▸ WHAT IS NEEDED
Show every line containing "Comparison" by copying it.
[start of PROVIDED RECORDS]
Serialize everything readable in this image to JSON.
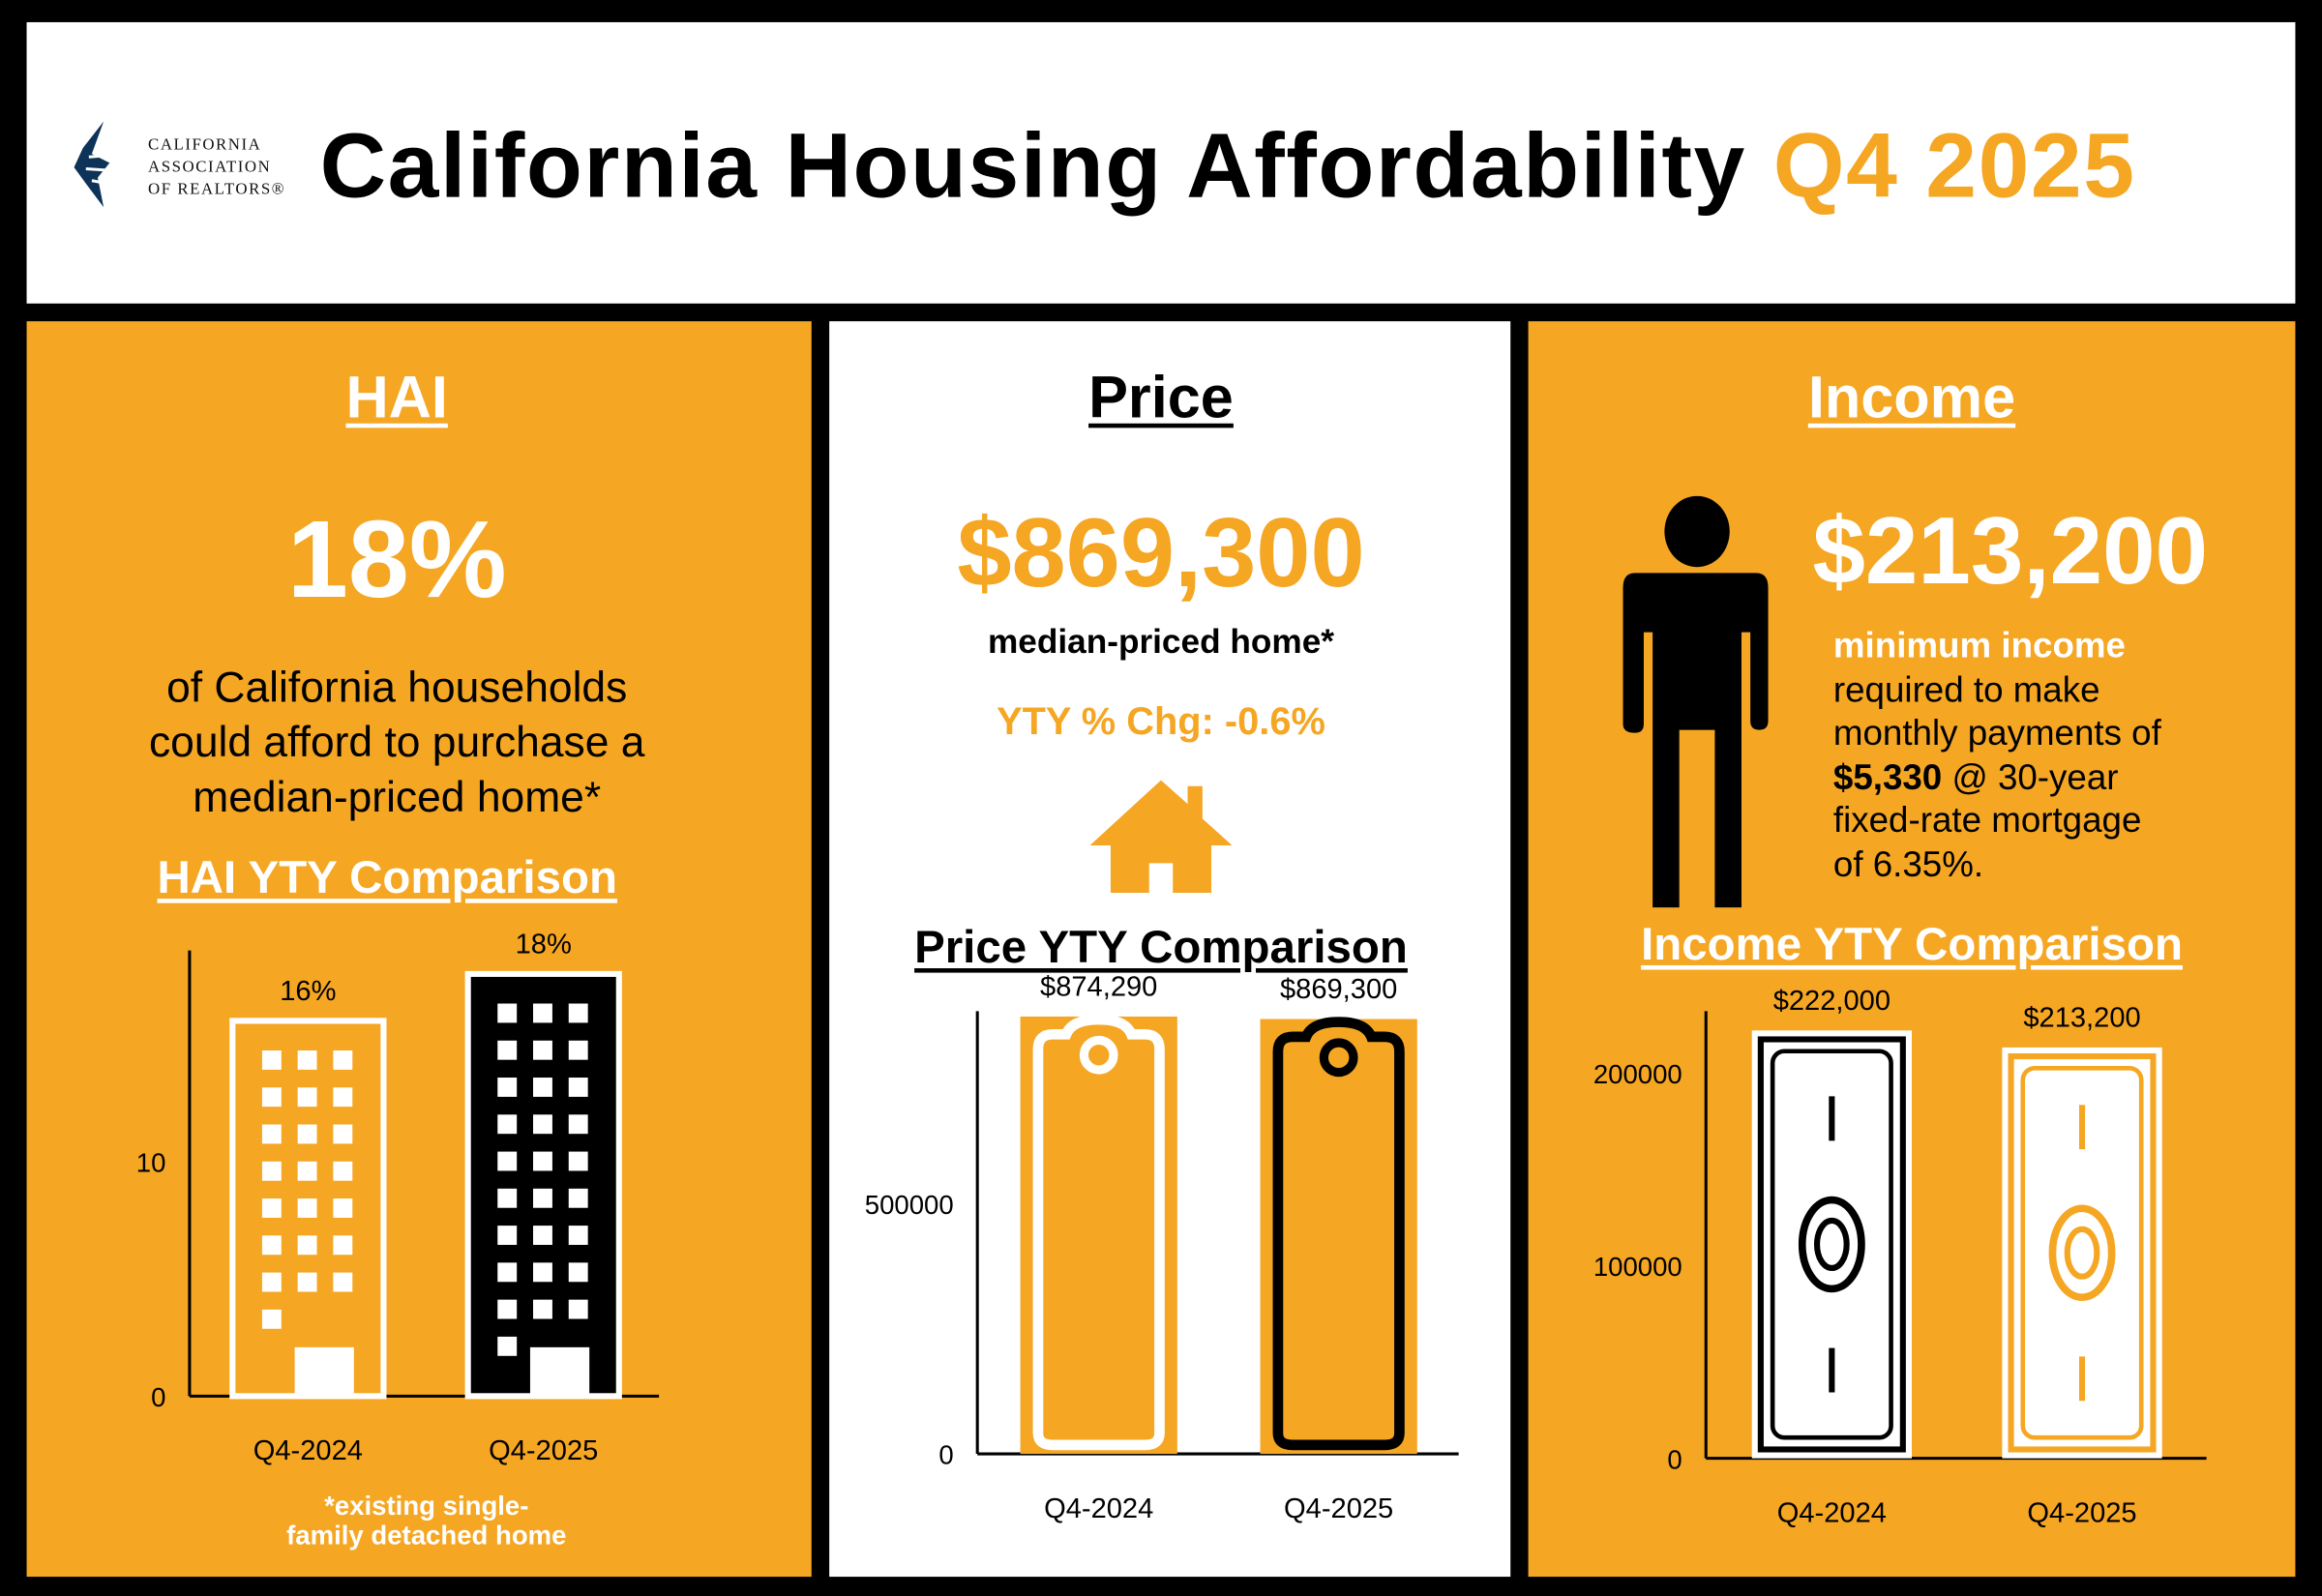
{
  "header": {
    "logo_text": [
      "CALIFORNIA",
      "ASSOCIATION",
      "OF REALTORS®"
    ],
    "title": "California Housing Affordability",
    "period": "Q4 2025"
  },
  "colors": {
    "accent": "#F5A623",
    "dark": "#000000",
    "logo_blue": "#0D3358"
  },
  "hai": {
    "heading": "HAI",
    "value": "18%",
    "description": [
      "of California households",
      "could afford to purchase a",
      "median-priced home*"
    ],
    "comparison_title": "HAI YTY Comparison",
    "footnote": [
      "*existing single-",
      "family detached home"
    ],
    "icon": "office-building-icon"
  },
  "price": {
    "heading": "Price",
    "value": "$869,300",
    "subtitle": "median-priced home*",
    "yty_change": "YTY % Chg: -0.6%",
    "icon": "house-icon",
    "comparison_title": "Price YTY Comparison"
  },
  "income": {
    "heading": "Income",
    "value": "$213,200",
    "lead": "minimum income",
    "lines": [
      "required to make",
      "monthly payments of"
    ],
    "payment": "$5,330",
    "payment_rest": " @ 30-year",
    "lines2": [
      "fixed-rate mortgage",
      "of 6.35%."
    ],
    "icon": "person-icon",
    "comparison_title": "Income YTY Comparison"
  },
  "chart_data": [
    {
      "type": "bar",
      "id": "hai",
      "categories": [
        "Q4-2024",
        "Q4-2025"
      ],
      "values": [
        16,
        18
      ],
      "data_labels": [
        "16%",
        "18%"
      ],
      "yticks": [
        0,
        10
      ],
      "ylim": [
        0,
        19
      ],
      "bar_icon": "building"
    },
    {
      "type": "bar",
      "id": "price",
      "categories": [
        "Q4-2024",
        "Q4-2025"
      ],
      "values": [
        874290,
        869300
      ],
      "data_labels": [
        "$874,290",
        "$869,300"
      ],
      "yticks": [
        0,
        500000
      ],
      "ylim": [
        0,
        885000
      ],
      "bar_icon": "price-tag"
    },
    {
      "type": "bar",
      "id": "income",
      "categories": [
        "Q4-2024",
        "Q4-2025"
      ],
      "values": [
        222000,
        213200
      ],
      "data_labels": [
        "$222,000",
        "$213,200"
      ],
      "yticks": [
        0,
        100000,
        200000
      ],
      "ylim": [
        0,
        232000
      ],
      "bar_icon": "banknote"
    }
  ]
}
[end of PROVIDED RECORDS]
[start of PROVIDED RECORDS]
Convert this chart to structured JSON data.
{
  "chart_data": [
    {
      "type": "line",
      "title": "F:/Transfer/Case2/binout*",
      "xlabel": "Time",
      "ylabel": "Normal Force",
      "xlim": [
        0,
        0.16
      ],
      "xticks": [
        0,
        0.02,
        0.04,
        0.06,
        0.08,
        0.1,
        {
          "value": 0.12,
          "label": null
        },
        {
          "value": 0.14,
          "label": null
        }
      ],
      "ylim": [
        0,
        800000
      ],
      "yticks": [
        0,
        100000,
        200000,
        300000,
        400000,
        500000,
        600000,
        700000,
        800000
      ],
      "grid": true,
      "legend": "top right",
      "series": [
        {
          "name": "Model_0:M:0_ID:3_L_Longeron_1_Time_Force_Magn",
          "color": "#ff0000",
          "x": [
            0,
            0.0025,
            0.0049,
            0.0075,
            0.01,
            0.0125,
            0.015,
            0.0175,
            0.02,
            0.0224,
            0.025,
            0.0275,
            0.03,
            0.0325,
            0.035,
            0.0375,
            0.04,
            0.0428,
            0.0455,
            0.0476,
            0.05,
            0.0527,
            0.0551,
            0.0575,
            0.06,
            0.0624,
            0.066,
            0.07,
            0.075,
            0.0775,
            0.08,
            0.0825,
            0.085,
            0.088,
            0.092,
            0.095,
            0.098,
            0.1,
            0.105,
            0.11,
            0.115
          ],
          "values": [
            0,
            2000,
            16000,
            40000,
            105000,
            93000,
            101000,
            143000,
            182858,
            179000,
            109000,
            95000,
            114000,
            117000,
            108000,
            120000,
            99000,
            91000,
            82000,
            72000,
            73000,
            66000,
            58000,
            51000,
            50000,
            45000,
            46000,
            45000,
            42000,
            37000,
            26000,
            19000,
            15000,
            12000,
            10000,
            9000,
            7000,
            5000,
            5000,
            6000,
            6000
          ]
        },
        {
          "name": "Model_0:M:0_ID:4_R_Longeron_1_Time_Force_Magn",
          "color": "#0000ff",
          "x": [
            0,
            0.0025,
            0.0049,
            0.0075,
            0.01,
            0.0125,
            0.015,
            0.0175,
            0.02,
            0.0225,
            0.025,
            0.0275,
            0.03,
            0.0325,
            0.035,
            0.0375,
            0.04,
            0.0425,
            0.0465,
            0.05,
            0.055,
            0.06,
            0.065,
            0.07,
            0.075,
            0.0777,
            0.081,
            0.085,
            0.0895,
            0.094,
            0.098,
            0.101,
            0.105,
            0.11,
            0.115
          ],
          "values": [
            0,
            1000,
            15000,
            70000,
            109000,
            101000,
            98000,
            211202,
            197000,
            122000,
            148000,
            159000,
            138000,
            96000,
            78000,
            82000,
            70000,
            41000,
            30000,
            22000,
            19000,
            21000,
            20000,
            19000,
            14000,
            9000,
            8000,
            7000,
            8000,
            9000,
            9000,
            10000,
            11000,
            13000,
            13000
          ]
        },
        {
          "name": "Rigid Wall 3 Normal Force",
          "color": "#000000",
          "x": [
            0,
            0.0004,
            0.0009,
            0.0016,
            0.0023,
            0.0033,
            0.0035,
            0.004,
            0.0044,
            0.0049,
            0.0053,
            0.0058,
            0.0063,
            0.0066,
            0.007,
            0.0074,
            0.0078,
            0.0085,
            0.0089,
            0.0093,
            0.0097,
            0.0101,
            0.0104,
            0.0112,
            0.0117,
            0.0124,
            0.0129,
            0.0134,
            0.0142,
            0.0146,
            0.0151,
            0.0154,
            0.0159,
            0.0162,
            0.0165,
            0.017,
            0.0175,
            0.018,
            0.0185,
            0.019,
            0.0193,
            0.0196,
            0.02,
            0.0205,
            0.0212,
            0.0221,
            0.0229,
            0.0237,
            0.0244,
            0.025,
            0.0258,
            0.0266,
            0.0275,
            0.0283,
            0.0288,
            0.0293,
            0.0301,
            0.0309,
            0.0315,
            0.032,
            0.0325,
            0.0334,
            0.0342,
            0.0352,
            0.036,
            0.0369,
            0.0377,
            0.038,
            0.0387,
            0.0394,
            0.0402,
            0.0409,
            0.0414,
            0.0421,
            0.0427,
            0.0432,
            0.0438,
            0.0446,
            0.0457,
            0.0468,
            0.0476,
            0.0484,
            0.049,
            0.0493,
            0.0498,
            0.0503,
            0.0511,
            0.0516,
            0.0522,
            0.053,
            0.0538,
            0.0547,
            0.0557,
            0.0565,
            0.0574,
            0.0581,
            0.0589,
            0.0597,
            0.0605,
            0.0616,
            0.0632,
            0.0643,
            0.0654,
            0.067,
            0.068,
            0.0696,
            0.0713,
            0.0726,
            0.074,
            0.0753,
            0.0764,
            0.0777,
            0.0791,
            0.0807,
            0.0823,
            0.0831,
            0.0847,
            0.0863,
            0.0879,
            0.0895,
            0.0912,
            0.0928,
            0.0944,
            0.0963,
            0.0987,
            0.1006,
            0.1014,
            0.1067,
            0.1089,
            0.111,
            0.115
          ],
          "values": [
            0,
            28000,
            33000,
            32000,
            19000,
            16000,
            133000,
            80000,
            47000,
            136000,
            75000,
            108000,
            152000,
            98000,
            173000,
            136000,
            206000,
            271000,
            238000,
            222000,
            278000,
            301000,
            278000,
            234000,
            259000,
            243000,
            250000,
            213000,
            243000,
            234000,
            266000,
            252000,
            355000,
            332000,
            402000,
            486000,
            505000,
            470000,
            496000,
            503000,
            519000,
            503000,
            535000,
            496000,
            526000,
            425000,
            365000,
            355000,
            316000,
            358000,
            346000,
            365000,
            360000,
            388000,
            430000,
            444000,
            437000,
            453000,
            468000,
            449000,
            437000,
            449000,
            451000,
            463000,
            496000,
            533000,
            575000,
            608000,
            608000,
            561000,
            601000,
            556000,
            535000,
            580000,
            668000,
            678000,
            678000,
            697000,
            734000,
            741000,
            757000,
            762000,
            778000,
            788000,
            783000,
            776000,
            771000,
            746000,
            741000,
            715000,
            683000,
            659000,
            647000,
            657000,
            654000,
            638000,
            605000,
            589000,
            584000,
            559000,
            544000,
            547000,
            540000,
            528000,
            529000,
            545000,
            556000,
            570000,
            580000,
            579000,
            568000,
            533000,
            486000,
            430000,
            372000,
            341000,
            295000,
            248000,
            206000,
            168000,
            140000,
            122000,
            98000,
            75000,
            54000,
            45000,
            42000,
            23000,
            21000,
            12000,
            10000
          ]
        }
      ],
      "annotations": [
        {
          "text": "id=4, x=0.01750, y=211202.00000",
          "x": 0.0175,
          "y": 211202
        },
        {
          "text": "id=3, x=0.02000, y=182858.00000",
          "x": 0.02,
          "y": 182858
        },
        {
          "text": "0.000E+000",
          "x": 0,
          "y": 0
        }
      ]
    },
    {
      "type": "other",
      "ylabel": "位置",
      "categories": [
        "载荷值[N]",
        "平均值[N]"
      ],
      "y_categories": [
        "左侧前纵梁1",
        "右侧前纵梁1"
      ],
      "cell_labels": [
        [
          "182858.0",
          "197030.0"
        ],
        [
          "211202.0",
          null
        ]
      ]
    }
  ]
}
[end of PROVIDED RECORDS]
▸ EXERCISE RESULT
    "comparison_title": "HAI YTY Comparison",
    "comparison_title": "Price YTY Comparison"
    "comparison_title": "Income YTY Comparison"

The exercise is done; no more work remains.